= WHAT YOU ARE ASKED TO DO =
Reproduce the rows below, changing every "extension-icon" to "plugin-icon" and leaving the rest untouched.

=-=-=-=-=

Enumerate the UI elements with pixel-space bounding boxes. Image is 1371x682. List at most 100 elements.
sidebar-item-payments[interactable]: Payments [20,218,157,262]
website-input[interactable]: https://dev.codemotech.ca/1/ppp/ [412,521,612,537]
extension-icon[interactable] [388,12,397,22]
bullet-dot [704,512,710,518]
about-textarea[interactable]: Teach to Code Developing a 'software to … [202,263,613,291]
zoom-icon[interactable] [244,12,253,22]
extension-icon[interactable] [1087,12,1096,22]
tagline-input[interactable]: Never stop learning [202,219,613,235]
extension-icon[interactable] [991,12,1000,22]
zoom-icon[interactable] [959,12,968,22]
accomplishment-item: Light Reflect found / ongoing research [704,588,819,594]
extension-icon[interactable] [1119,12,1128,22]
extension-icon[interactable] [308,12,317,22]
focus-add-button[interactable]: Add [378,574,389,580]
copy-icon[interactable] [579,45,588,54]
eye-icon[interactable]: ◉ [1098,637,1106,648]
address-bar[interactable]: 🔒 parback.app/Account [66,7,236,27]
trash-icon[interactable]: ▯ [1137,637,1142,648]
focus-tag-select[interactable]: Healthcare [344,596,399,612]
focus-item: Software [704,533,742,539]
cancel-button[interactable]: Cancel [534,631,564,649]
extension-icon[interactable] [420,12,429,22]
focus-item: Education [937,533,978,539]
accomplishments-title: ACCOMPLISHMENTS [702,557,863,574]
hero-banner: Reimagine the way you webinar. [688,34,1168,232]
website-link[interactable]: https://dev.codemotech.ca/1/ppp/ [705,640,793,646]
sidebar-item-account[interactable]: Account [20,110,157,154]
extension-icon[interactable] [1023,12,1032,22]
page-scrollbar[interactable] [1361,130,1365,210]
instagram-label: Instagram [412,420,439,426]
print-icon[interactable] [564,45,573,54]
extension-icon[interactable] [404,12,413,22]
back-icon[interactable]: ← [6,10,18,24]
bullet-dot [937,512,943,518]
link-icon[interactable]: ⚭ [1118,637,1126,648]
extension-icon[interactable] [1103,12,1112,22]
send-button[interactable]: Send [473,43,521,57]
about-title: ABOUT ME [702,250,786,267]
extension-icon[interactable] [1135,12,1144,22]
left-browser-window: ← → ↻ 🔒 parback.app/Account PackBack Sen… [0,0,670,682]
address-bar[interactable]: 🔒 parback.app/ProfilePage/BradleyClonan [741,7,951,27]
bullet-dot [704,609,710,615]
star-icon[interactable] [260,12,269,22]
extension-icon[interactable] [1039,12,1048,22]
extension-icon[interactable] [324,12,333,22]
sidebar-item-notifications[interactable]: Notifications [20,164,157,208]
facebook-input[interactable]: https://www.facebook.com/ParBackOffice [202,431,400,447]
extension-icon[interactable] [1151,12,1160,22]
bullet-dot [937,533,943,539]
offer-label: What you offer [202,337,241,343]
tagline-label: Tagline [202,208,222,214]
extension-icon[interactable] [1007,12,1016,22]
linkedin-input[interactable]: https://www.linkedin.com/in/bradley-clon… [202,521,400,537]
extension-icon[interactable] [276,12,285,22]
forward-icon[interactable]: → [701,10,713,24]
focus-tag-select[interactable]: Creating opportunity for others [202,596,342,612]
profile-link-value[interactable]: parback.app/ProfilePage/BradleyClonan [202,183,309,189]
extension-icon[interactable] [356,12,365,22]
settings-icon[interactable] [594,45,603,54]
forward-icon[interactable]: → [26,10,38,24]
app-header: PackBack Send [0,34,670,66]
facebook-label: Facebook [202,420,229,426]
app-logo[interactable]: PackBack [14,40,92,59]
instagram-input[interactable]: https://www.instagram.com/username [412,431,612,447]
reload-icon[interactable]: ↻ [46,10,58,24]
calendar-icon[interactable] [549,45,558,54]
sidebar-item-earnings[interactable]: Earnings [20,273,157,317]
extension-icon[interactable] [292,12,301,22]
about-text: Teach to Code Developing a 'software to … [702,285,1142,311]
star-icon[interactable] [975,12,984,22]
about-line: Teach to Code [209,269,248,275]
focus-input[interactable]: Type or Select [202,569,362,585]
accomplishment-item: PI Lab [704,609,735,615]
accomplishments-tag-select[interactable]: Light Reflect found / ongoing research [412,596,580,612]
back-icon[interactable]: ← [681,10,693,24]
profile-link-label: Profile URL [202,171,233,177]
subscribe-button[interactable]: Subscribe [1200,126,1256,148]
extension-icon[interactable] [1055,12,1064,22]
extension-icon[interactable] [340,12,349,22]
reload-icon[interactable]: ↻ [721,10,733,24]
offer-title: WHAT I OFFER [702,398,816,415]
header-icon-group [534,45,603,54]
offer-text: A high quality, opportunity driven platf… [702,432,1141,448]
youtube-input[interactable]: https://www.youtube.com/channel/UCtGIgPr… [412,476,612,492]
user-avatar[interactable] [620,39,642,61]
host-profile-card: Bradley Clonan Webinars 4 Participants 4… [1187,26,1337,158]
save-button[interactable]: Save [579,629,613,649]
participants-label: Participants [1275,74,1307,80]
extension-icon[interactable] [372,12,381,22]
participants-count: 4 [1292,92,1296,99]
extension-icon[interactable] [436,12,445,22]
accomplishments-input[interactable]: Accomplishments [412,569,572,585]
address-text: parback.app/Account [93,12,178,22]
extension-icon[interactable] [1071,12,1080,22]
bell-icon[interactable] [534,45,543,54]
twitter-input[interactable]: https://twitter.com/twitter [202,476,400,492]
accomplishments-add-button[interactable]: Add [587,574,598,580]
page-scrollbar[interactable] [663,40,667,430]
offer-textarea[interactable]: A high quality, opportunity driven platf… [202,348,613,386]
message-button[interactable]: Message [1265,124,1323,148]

=-=-=-=-=

= ANSWER TO THE TASK =
Enumerate the UI elements with pixel-space bounding boxes. Image is 1371x682. List at most 100 elements.
sidebar-item-payments[interactable]: Payments [20,218,157,262]
website-input[interactable]: https://dev.codemotech.ca/1/ppp/ [412,521,612,537]
plugin-icon[interactable] [388,12,397,22]
bullet-dot [704,512,710,518]
about-textarea[interactable]: Teach to Code Developing a 'software to … [202,263,613,291]
zoom-icon[interactable] [244,12,253,22]
plugin-icon[interactable] [1087,12,1096,22]
tagline-input[interactable]: Never stop learning [202,219,613,235]
plugin-icon[interactable] [991,12,1000,22]
zoom-icon[interactable] [959,12,968,22]
accomplishment-item: Light Reflect found / ongoing research [704,588,819,594]
plugin-icon[interactable] [1119,12,1128,22]
plugin-icon[interactable] [308,12,317,22]
focus-add-button[interactable]: Add [378,574,389,580]
copy-icon[interactable] [579,45,588,54]
eye-icon[interactable]: ◉ [1098,637,1106,648]
address-bar[interactable]: 🔒 parback.app/Account [66,7,236,27]
trash-icon[interactable]: ▯ [1137,637,1142,648]
focus-tag-select[interactable]: Healthcare [344,596,399,612]
focus-item: Software [704,533,742,539]
cancel-button[interactable]: Cancel [534,631,564,649]
plugin-icon[interactable] [420,12,429,22]
focus-item: Education [937,533,978,539]
accomplishments-title: ACCOMPLISHMENTS [702,557,863,574]
hero-banner: Reimagine the way you webinar. [688,34,1168,232]
website-link[interactable]: https://dev.codemotech.ca/1/ppp/ [705,640,793,646]
sidebar-item-account[interactable]: Account [20,110,157,154]
plugin-icon[interactable] [1023,12,1032,22]
page-scrollbar[interactable] [1361,130,1365,210]
instagram-label: Instagram [412,420,439,426]
print-icon[interactable] [564,45,573,54]
plugin-icon[interactable] [404,12,413,22]
back-icon[interactable]: ← [6,10,18,24]
bullet-dot [937,512,943,518]
link-icon[interactable]: ⚭ [1118,637,1126,648]
plugin-icon[interactable] [1103,12,1112,22]
send-button[interactable]: Send [473,43,521,57]
about-title: ABOUT ME [702,250,786,267]
plugin-icon[interactable] [1135,12,1144,22]
left-browser-window: ← → ↻ 🔒 parback.app/Account PackBack Sen… [0,0,670,682]
address-bar[interactable]: 🔒 parback.app/ProfilePage/BradleyClonan [741,7,951,27]
bullet-dot [704,609,710,615]
star-icon[interactable] [260,12,269,22]
plugin-icon[interactable] [1039,12,1048,22]
plugin-icon[interactable] [324,12,333,22]
sidebar-item-notifications[interactable]: Notifications [20,164,157,208]
facebook-input[interactable]: https://www.facebook.com/ParBackOffice [202,431,400,447]
plugin-icon[interactable] [1151,12,1160,22]
bullet-dot [937,533,943,539]
offer-label: What you offer [202,337,241,343]
tagline-label: Tagline [202,208,222,214]
plugin-icon[interactable] [1007,12,1016,22]
linkedin-input[interactable]: https://www.linkedin.com/in/bradley-clon… [202,521,400,537]
plugin-icon[interactable] [276,12,285,22]
forward-icon[interactable]: → [701,10,713,24]
focus-tag-select[interactable]: Creating opportunity for others [202,596,342,612]
profile-link-value[interactable]: parback.app/ProfilePage/BradleyClonan [202,183,309,189]
plugin-icon[interactable] [356,12,365,22]
settings-icon[interactable] [594,45,603,54]
forward-icon[interactable]: → [26,10,38,24]
app-header: PackBack Send [0,34,670,66]
facebook-label: Facebook [202,420,229,426]
app-logo[interactable]: PackBack [14,40,92,59]
instagram-input[interactable]: https://www.instagram.com/username [412,431,612,447]
reload-icon[interactable]: ↻ [46,10,58,24]
calendar-icon[interactable] [549,45,558,54]
sidebar-item-earnings[interactable]: Earnings [20,273,157,317]
plugin-icon[interactable] [292,12,301,22]
about-text: Teach to Code Developing a 'software to … [702,285,1142,311]
star-icon[interactable] [975,12,984,22]
about-line: Teach to Code [209,269,248,275]
focus-input[interactable]: Type or Select [202,569,362,585]
accomplishment-item: PI Lab [704,609,735,615]
accomplishments-tag-select[interactable]: Light Reflect found / ongoing research [412,596,580,612]
back-icon[interactable]: ← [681,10,693,24]
profile-link-label: Profile URL [202,171,233,177]
subscribe-button[interactable]: Subscribe [1200,126,1256,148]
plugin-icon[interactable] [1055,12,1064,22]
plugin-icon[interactable] [340,12,349,22]
reload-icon[interactable]: ↻ [721,10,733,24]
offer-title: WHAT I OFFER [702,398,816,415]
header-icon-group [534,45,603,54]
offer-text: A high quality, opportunity driven platf… [702,432,1141,448]
youtube-input[interactable]: https://www.youtube.com/channel/UCtGIgPr… [412,476,612,492]
user-avatar[interactable] [620,39,642,61]
host-profile-card: Bradley Clonan Webinars 4 Participants 4… [1187,26,1337,158]
save-button[interactable]: Save [579,629,613,649]
participants-label: Participants [1275,74,1307,80]
plugin-icon[interactable] [372,12,381,22]
participants-count: 4 [1292,92,1296,99]
plugin-icon[interactable] [436,12,445,22]
accomplishments-input[interactable]: Accomplishments [412,569,572,585]
address-text: parback.app/Account [93,12,178,22]
plugin-icon[interactable] [1071,12,1080,22]
bell-icon[interactable] [534,45,543,54]
twitter-input[interactable]: https://twitter.com/twitter [202,476,400,492]
accomplishments-add-button[interactable]: Add [587,574,598,580]
page-scrollbar[interactable] [663,40,667,430]
offer-textarea[interactable]: A high quality, opportunity driven platf… [202,348,613,386]
message-button[interactable]: Message [1265,124,1323,148]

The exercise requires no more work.